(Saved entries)
--- Start ---

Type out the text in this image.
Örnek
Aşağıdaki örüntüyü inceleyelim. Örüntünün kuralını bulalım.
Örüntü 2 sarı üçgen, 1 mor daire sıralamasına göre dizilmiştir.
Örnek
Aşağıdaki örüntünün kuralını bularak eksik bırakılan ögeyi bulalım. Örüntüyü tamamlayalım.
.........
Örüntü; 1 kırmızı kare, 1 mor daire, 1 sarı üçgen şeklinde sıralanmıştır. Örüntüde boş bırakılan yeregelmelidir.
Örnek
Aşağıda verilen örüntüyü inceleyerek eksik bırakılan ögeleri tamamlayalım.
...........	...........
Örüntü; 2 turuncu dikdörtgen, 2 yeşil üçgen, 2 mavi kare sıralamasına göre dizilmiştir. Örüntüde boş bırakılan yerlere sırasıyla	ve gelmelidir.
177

--- End ---

[The problem] Output the listing above without altering a single character.

[Finished task]
Type out the text in this image.
Örnek
Aşağıdaki örüntüyü inceleyelim. Örüntünün kuralını bulalım.
Örüntü 2 sarı üçgen, 1 mor daire sıralamasına göre dizilmiştir.
Örnek
Aşağıdaki örüntünün kuralını bularak eksik bırakılan ögeyi bulalım. Örüntüyü tamamlayalım.
.........
Örüntü; 1 kırmızı kare, 1 mor daire, 1 sarı üçgen şeklinde sıralanmıştır. Örüntüde boş bırakılan yeregelmelidir.
Örnek
Aşağıda verilen örüntüyü inceleyerek eksik bırakılan ögeleri tamamlayalım.
...........	...........
Örüntü; 2 turuncu dikdörtgen, 2 yeşil üçgen, 2 mavi kare sıralamasına göre dizilmiştir. Örüntüde boş bırakılan yerlere sırasıyla	ve gelmelidir.
177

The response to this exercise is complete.